Problem – Repeat all of the data below word for word, keeping no images.

^^^^^^^^

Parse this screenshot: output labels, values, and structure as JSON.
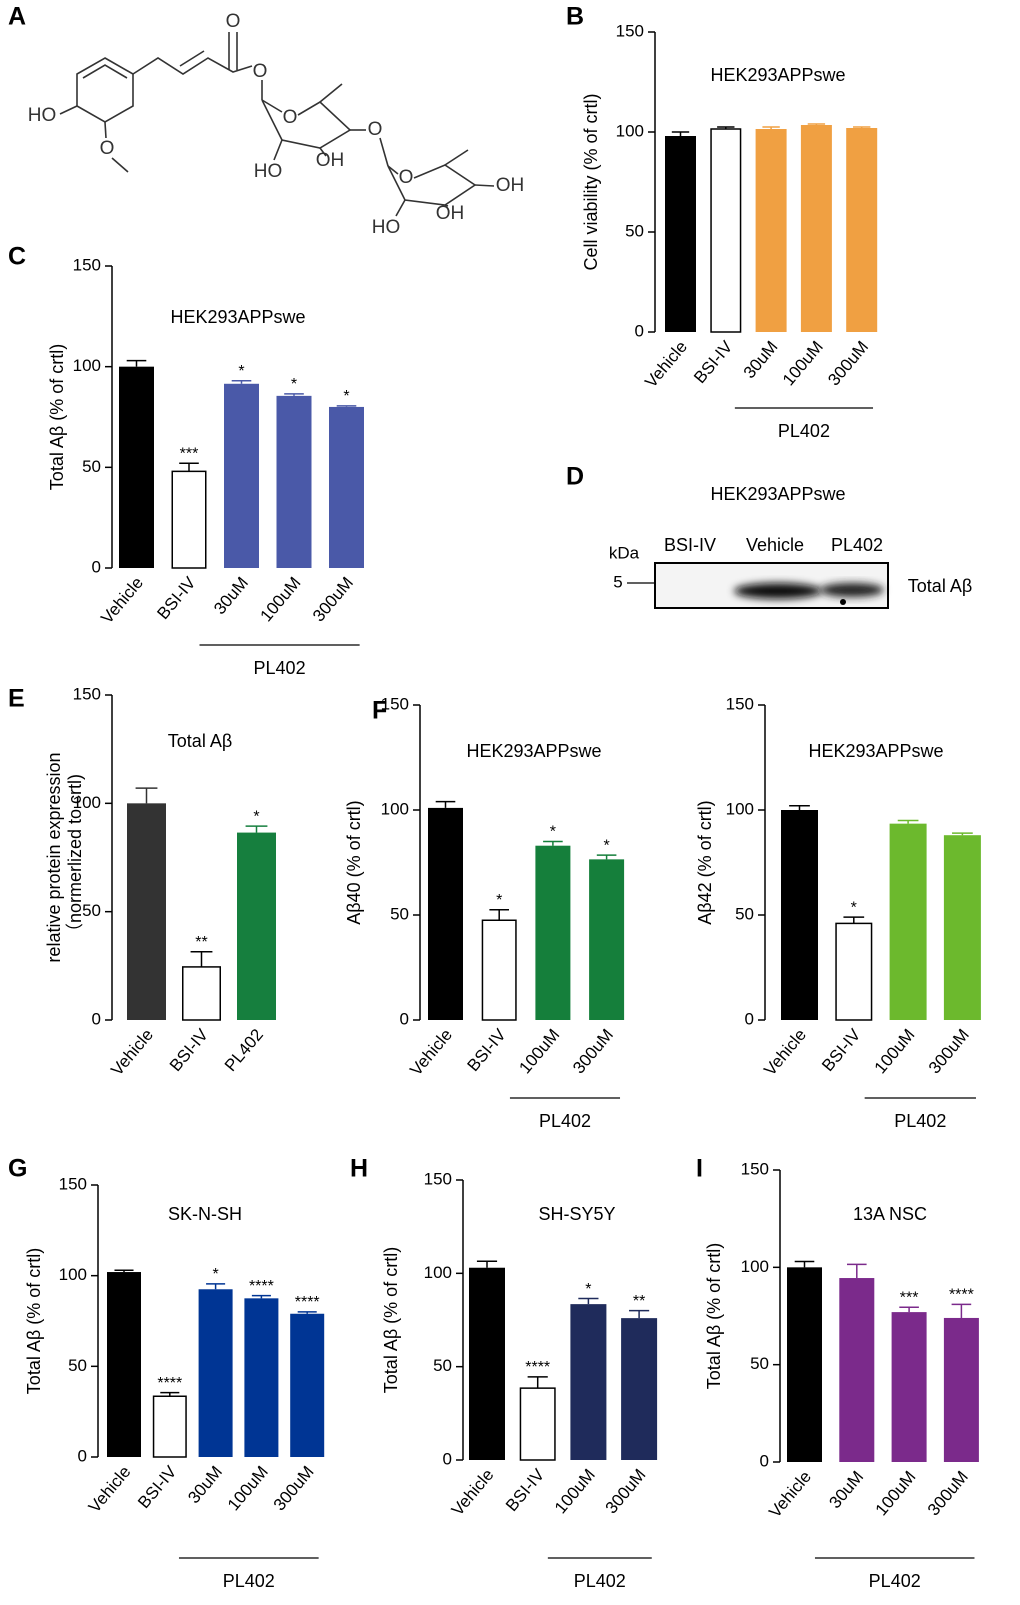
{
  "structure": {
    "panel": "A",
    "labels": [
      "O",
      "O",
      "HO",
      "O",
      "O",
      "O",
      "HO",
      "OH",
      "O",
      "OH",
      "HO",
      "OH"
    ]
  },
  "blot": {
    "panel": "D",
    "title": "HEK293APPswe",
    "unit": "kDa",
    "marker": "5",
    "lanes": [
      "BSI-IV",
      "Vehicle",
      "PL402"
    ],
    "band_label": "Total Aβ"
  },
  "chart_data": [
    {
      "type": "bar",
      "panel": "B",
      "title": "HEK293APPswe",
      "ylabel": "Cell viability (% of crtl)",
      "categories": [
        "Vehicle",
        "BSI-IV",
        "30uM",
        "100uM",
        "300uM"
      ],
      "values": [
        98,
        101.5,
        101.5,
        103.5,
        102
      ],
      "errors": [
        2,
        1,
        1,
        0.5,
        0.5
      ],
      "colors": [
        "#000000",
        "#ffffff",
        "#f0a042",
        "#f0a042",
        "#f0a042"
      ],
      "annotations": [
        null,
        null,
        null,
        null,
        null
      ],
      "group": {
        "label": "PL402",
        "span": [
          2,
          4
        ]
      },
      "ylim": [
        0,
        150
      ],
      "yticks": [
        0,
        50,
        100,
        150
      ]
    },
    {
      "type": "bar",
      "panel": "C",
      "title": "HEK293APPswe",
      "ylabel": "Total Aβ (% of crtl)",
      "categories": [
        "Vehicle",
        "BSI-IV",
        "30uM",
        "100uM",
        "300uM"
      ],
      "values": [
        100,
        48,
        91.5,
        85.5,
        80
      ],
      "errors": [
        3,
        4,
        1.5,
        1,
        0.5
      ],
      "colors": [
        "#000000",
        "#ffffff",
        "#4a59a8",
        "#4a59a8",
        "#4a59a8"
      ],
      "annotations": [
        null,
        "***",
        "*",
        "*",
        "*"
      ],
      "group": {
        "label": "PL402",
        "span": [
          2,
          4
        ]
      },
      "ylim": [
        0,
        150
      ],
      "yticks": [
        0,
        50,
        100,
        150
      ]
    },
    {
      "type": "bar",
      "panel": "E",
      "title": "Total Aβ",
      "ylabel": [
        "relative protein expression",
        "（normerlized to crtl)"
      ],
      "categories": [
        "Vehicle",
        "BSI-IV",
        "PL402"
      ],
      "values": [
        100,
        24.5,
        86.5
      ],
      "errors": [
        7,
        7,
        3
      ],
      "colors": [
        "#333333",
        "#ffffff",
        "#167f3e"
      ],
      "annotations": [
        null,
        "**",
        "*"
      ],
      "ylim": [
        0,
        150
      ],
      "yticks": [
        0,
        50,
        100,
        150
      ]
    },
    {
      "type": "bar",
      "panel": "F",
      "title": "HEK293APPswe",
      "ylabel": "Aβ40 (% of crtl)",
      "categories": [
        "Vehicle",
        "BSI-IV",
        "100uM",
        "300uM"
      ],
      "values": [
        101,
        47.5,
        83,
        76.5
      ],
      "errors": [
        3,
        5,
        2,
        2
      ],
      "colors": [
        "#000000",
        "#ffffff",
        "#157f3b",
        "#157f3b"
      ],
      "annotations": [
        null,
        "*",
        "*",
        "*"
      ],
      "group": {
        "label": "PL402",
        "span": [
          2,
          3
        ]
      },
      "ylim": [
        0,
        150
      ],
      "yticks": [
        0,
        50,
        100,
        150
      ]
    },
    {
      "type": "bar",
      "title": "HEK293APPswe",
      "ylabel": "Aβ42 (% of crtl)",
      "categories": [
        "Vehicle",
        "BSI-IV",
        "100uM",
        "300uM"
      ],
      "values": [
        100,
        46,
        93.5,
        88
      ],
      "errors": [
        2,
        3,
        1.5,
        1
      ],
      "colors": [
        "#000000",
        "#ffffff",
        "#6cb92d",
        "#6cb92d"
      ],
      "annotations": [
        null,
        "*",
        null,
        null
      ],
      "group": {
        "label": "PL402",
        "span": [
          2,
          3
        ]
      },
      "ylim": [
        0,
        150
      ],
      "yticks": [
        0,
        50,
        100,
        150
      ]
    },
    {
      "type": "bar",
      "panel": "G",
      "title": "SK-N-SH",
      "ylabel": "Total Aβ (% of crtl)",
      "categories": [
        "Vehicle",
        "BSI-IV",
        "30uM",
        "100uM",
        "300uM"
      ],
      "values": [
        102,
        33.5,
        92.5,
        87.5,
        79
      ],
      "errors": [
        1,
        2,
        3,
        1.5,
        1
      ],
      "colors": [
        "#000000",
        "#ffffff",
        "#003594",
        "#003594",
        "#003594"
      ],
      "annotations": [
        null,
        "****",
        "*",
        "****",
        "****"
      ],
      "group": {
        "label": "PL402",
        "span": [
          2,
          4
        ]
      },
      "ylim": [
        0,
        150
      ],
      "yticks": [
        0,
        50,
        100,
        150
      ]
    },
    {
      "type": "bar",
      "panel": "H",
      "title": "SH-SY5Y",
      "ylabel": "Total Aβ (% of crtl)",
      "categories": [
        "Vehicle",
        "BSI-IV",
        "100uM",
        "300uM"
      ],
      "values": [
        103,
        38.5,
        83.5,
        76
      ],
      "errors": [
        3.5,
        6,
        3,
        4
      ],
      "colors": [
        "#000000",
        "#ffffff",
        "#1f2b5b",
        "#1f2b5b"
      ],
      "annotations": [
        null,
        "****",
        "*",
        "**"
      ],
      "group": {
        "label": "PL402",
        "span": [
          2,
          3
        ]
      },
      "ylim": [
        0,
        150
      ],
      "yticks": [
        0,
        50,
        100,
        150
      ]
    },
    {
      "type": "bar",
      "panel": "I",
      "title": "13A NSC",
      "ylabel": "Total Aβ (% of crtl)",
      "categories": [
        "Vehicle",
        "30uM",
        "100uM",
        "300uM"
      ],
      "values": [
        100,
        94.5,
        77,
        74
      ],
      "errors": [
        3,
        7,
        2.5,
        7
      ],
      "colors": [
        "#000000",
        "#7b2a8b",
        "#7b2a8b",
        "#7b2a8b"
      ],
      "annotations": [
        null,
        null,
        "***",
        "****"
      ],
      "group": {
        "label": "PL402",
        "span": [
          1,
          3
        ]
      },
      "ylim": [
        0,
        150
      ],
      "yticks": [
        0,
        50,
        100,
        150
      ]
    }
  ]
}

^^^^^^^^

Response to this task –
Parse this screenshot: output labels, values, and structure as JSON.
{
  "structure": {
    "panel": "A",
    "labels": [
      "O",
      "O",
      "HO",
      "O",
      "O",
      "O",
      "HO",
      "OH",
      "O",
      "OH",
      "HO",
      "OH"
    ]
  },
  "blot": {
    "panel": "D",
    "title": "HEK293APPswe",
    "unit": "kDa",
    "marker": "5",
    "lanes": [
      "BSI-IV",
      "Vehicle",
      "PL402"
    ],
    "band_label": "Total Aβ"
  },
  "chart_data": [
    {
      "type": "bar",
      "panel": "B",
      "title": "HEK293APPswe",
      "ylabel": "Cell viability (% of crtl)",
      "categories": [
        "Vehicle",
        "BSI-IV",
        "30uM",
        "100uM",
        "300uM"
      ],
      "values": [
        98,
        101.5,
        101.5,
        103.5,
        102
      ],
      "errors": [
        2,
        1,
        1,
        0.5,
        0.5
      ],
      "colors": [
        "#000000",
        "#ffffff",
        "#f0a042",
        "#f0a042",
        "#f0a042"
      ],
      "annotations": [
        null,
        null,
        null,
        null,
        null
      ],
      "group": {
        "label": "PL402",
        "span": [
          2,
          4
        ]
      },
      "ylim": [
        0,
        150
      ],
      "yticks": [
        0,
        50,
        100,
        150
      ]
    },
    {
      "type": "bar",
      "panel": "C",
      "title": "HEK293APPswe",
      "ylabel": "Total Aβ (% of crtl)",
      "categories": [
        "Vehicle",
        "BSI-IV",
        "30uM",
        "100uM",
        "300uM"
      ],
      "values": [
        100,
        48,
        91.5,
        85.5,
        80
      ],
      "errors": [
        3,
        4,
        1.5,
        1,
        0.5
      ],
      "colors": [
        "#000000",
        "#ffffff",
        "#4a59a8",
        "#4a59a8",
        "#4a59a8"
      ],
      "annotations": [
        null,
        "***",
        "*",
        "*",
        "*"
      ],
      "group": {
        "label": "PL402",
        "span": [
          2,
          4
        ]
      },
      "ylim": [
        0,
        150
      ],
      "yticks": [
        0,
        50,
        100,
        150
      ]
    },
    {
      "type": "bar",
      "panel": "E",
      "title": "Total Aβ",
      "ylabel": [
        "relative protein expression",
        "（normerlized to crtl)"
      ],
      "categories": [
        "Vehicle",
        "BSI-IV",
        "PL402"
      ],
      "values": [
        100,
        24.5,
        86.5
      ],
      "errors": [
        7,
        7,
        3
      ],
      "colors": [
        "#333333",
        "#ffffff",
        "#167f3e"
      ],
      "annotations": [
        null,
        "**",
        "*"
      ],
      "ylim": [
        0,
        150
      ],
      "yticks": [
        0,
        50,
        100,
        150
      ]
    },
    {
      "type": "bar",
      "panel": "F",
      "title": "HEK293APPswe",
      "ylabel": "Aβ40 (% of crtl)",
      "categories": [
        "Vehicle",
        "BSI-IV",
        "100uM",
        "300uM"
      ],
      "values": [
        101,
        47.5,
        83,
        76.5
      ],
      "errors": [
        3,
        5,
        2,
        2
      ],
      "colors": [
        "#000000",
        "#ffffff",
        "#157f3b",
        "#157f3b"
      ],
      "annotations": [
        null,
        "*",
        "*",
        "*"
      ],
      "group": {
        "label": "PL402",
        "span": [
          2,
          3
        ]
      },
      "ylim": [
        0,
        150
      ],
      "yticks": [
        0,
        50,
        100,
        150
      ]
    },
    {
      "type": "bar",
      "title": "HEK293APPswe",
      "ylabel": "Aβ42 (% of crtl)",
      "categories": [
        "Vehicle",
        "BSI-IV",
        "100uM",
        "300uM"
      ],
      "values": [
        100,
        46,
        93.5,
        88
      ],
      "errors": [
        2,
        3,
        1.5,
        1
      ],
      "colors": [
        "#000000",
        "#ffffff",
        "#6cb92d",
        "#6cb92d"
      ],
      "annotations": [
        null,
        "*",
        null,
        null
      ],
      "group": {
        "label": "PL402",
        "span": [
          2,
          3
        ]
      },
      "ylim": [
        0,
        150
      ],
      "yticks": [
        0,
        50,
        100,
        150
      ]
    },
    {
      "type": "bar",
      "panel": "G",
      "title": "SK-N-SH",
      "ylabel": "Total Aβ (% of crtl)",
      "categories": [
        "Vehicle",
        "BSI-IV",
        "30uM",
        "100uM",
        "300uM"
      ],
      "values": [
        102,
        33.5,
        92.5,
        87.5,
        79
      ],
      "errors": [
        1,
        2,
        3,
        1.5,
        1
      ],
      "colors": [
        "#000000",
        "#ffffff",
        "#003594",
        "#003594",
        "#003594"
      ],
      "annotations": [
        null,
        "****",
        "*",
        "****",
        "****"
      ],
      "group": {
        "label": "PL402",
        "span": [
          2,
          4
        ]
      },
      "ylim": [
        0,
        150
      ],
      "yticks": [
        0,
        50,
        100,
        150
      ]
    },
    {
      "type": "bar",
      "panel": "H",
      "title": "SH-SY5Y",
      "ylabel": "Total Aβ (% of crtl)",
      "categories": [
        "Vehicle",
        "BSI-IV",
        "100uM",
        "300uM"
      ],
      "values": [
        103,
        38.5,
        83.5,
        76
      ],
      "errors": [
        3.5,
        6,
        3,
        4
      ],
      "colors": [
        "#000000",
        "#ffffff",
        "#1f2b5b",
        "#1f2b5b"
      ],
      "annotations": [
        null,
        "****",
        "*",
        "**"
      ],
      "group": {
        "label": "PL402",
        "span": [
          2,
          3
        ]
      },
      "ylim": [
        0,
        150
      ],
      "yticks": [
        0,
        50,
        100,
        150
      ]
    },
    {
      "type": "bar",
      "panel": "I",
      "title": "13A NSC",
      "ylabel": "Total Aβ (% of crtl)",
      "categories": [
        "Vehicle",
        "30uM",
        "100uM",
        "300uM"
      ],
      "values": [
        100,
        94.5,
        77,
        74
      ],
      "errors": [
        3,
        7,
        2.5,
        7
      ],
      "colors": [
        "#000000",
        "#7b2a8b",
        "#7b2a8b",
        "#7b2a8b"
      ],
      "annotations": [
        null,
        null,
        "***",
        "****"
      ],
      "group": {
        "label": "PL402",
        "span": [
          1,
          3
        ]
      },
      "ylim": [
        0,
        150
      ],
      "yticks": [
        0,
        50,
        100,
        150
      ]
    }
  ]
}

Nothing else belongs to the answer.